• **Data provided**:
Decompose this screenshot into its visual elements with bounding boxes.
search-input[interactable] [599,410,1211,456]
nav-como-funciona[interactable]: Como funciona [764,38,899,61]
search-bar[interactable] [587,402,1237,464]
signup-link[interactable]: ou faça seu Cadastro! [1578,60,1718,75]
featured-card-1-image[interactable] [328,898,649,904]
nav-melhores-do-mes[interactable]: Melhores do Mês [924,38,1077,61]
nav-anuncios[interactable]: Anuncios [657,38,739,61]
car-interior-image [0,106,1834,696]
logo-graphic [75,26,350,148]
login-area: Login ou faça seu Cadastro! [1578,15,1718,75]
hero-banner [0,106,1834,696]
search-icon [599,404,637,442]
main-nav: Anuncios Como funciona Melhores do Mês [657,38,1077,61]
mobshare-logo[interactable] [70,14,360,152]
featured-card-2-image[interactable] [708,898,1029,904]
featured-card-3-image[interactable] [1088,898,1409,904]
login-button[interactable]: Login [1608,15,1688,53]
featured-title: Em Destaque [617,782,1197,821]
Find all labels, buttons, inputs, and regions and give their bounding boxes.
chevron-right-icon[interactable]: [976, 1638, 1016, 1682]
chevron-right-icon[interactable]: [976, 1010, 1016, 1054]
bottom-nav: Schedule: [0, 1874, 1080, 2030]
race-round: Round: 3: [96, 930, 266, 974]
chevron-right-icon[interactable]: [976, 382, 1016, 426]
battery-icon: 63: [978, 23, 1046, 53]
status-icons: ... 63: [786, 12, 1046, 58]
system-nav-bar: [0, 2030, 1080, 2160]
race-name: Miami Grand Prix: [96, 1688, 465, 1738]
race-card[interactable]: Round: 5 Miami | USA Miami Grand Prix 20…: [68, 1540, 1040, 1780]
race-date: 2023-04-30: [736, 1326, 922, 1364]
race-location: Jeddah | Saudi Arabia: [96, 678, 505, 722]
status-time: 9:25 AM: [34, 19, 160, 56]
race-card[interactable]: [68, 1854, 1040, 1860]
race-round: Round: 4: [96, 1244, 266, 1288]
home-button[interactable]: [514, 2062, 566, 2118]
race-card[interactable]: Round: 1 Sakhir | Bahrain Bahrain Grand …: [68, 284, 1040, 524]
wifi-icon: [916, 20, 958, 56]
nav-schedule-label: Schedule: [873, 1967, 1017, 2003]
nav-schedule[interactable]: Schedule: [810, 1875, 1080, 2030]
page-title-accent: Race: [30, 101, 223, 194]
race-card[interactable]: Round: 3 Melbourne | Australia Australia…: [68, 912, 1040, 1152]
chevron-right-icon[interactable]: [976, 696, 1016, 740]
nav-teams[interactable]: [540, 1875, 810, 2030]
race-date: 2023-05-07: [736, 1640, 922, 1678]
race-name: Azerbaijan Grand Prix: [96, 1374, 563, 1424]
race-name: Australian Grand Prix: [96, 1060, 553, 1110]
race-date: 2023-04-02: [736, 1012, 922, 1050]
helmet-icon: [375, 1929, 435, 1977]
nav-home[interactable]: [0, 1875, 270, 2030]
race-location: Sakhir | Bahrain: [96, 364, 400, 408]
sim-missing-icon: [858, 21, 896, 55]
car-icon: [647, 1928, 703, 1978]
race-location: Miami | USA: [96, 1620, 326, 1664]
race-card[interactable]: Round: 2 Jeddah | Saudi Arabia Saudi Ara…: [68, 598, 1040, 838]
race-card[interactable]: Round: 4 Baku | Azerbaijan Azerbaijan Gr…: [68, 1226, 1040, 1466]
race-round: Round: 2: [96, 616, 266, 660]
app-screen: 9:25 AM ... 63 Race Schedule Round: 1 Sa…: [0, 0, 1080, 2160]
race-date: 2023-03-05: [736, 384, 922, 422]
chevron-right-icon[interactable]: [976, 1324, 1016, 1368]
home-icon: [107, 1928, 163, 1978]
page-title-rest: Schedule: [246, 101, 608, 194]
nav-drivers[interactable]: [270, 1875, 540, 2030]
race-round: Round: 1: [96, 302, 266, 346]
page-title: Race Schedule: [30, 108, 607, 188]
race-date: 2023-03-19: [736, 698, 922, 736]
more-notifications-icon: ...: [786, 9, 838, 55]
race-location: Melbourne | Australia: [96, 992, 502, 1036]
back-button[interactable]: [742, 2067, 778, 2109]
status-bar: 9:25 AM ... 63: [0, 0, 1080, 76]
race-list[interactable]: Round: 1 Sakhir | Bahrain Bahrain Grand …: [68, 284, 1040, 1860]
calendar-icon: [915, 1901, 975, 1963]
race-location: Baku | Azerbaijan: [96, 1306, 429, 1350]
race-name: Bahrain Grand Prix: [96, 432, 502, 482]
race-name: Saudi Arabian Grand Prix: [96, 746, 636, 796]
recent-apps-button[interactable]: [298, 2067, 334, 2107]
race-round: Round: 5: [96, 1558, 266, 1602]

• **Objective**:
Could you reproduce the rows verbatim, from the very first one down to and including the line containing "logo-graphic [75,26,350,148]"?

• **Complete response**:
Decompose this screenshot into its visual elements with bounding boxes.
search-input[interactable] [599,410,1211,456]
nav-como-funciona[interactable]: Como funciona [764,38,899,61]
search-bar[interactable] [587,402,1237,464]
signup-link[interactable]: ou faça seu Cadastro! [1578,60,1718,75]
featured-card-1-image[interactable] [328,898,649,904]
nav-melhores-do-mes[interactable]: Melhores do Mês [924,38,1077,61]
nav-anuncios[interactable]: Anuncios [657,38,739,61]
car-interior-image [0,106,1834,696]
logo-graphic [75,26,350,148]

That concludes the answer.